TASK TO COMPLETE:
Return each line of the data below verbatim; pictures are to be left out.

Stored entries:
_ _ _ _ _

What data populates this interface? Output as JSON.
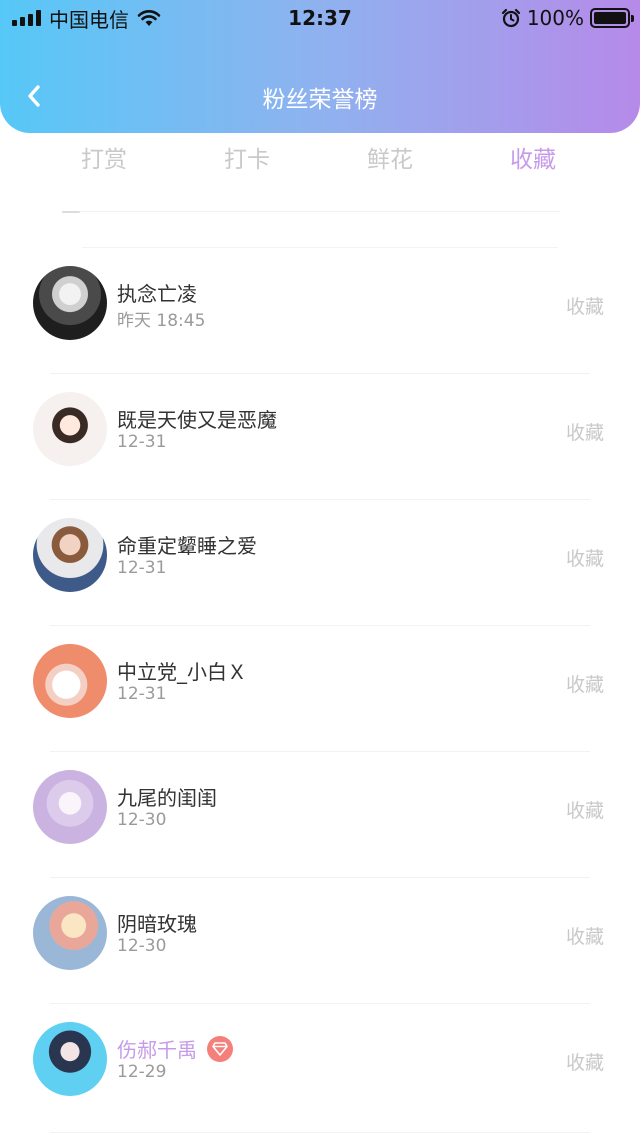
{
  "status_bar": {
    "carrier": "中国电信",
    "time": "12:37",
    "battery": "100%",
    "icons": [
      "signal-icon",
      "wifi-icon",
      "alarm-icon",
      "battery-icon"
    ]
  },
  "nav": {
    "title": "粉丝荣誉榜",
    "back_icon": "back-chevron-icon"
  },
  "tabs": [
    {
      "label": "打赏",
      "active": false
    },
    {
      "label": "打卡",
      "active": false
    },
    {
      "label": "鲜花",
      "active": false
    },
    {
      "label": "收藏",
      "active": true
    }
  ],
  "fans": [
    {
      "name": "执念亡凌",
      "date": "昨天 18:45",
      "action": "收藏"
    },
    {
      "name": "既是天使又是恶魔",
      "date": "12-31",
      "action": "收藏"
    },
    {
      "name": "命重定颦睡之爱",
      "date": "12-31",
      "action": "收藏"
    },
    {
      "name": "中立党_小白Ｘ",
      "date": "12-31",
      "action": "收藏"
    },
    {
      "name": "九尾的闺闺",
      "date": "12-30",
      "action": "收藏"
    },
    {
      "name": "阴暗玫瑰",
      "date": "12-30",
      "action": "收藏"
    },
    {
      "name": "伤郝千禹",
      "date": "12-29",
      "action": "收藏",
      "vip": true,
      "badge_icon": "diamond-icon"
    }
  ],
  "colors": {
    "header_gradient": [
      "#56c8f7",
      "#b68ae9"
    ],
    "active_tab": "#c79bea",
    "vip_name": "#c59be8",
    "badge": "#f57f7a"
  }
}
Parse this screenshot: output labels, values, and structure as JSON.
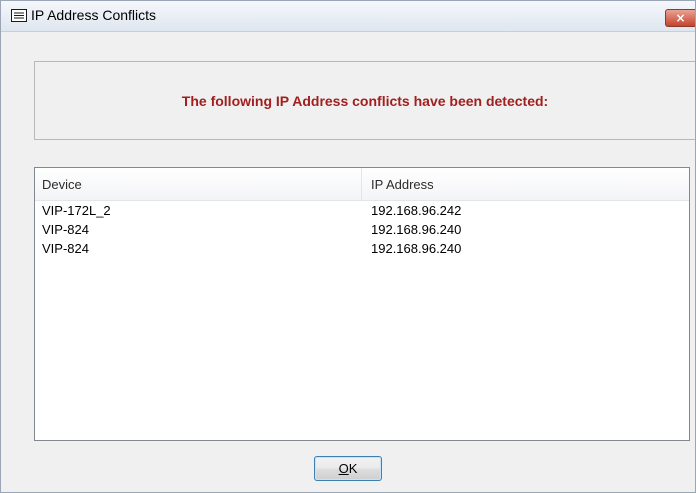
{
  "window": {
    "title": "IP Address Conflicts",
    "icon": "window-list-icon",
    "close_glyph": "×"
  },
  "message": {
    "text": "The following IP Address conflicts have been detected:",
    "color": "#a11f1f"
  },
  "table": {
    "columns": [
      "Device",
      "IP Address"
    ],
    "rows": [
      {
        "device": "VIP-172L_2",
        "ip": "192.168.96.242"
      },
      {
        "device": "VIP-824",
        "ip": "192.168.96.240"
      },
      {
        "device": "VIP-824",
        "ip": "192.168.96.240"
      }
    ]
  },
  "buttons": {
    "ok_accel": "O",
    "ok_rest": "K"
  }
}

_ _ _ _ _

SOLUTION FOR THIS PROBLEM:
What data populates this interface? Output as JSON.
{
  "status_bar": {
    "carrier": "中国电信",
    "time": "12:37",
    "battery": "100%",
    "icons": [
      "signal-icon",
      "wifi-icon",
      "alarm-icon",
      "battery-icon"
    ]
  },
  "nav": {
    "title": "粉丝荣誉榜",
    "back_icon": "back-chevron-icon"
  },
  "tabs": [
    {
      "label": "打赏",
      "active": false
    },
    {
      "label": "打卡",
      "active": false
    },
    {
      "label": "鲜花",
      "active": false
    },
    {
      "label": "收藏",
      "active": true
    }
  ],
  "fans": [
    {
      "name": "执念亡凌",
      "date": "昨天 18:45",
      "action": "收藏"
    },
    {
      "name": "既是天使又是恶魔",
      "date": "12-31",
      "action": "收藏"
    },
    {
      "name": "命重定颦睡之爱",
      "date": "12-31",
      "action": "收藏"
    },
    {
      "name": "中立党_小白Ｘ",
      "date": "12-31",
      "action": "收藏"
    },
    {
      "name": "九尾的闺闺",
      "date": "12-30",
      "action": "收藏"
    },
    {
      "name": "阴暗玫瑰",
      "date": "12-30",
      "action": "收藏"
    },
    {
      "name": "伤郝千禹",
      "date": "12-29",
      "action": "收藏",
      "vip": true,
      "badge_icon": "diamond-icon"
    }
  ],
  "colors": {
    "header_gradient": [
      "#56c8f7",
      "#b68ae9"
    ],
    "active_tab": "#c79bea",
    "vip_name": "#c59be8",
    "badge": "#f57f7a"
  }
}
Parse this screenshot: output labels, values, and structure as JSON.
{
  "window": {
    "title": "IP Address Conflicts",
    "icon": "window-list-icon",
    "close_glyph": "×"
  },
  "message": {
    "text": "The following IP Address conflicts have been detected:",
    "color": "#a11f1f"
  },
  "table": {
    "columns": [
      "Device",
      "IP Address"
    ],
    "rows": [
      {
        "device": "VIP-172L_2",
        "ip": "192.168.96.242"
      },
      {
        "device": "VIP-824",
        "ip": "192.168.96.240"
      },
      {
        "device": "VIP-824",
        "ip": "192.168.96.240"
      }
    ]
  },
  "buttons": {
    "ok_accel": "O",
    "ok_rest": "K"
  }
}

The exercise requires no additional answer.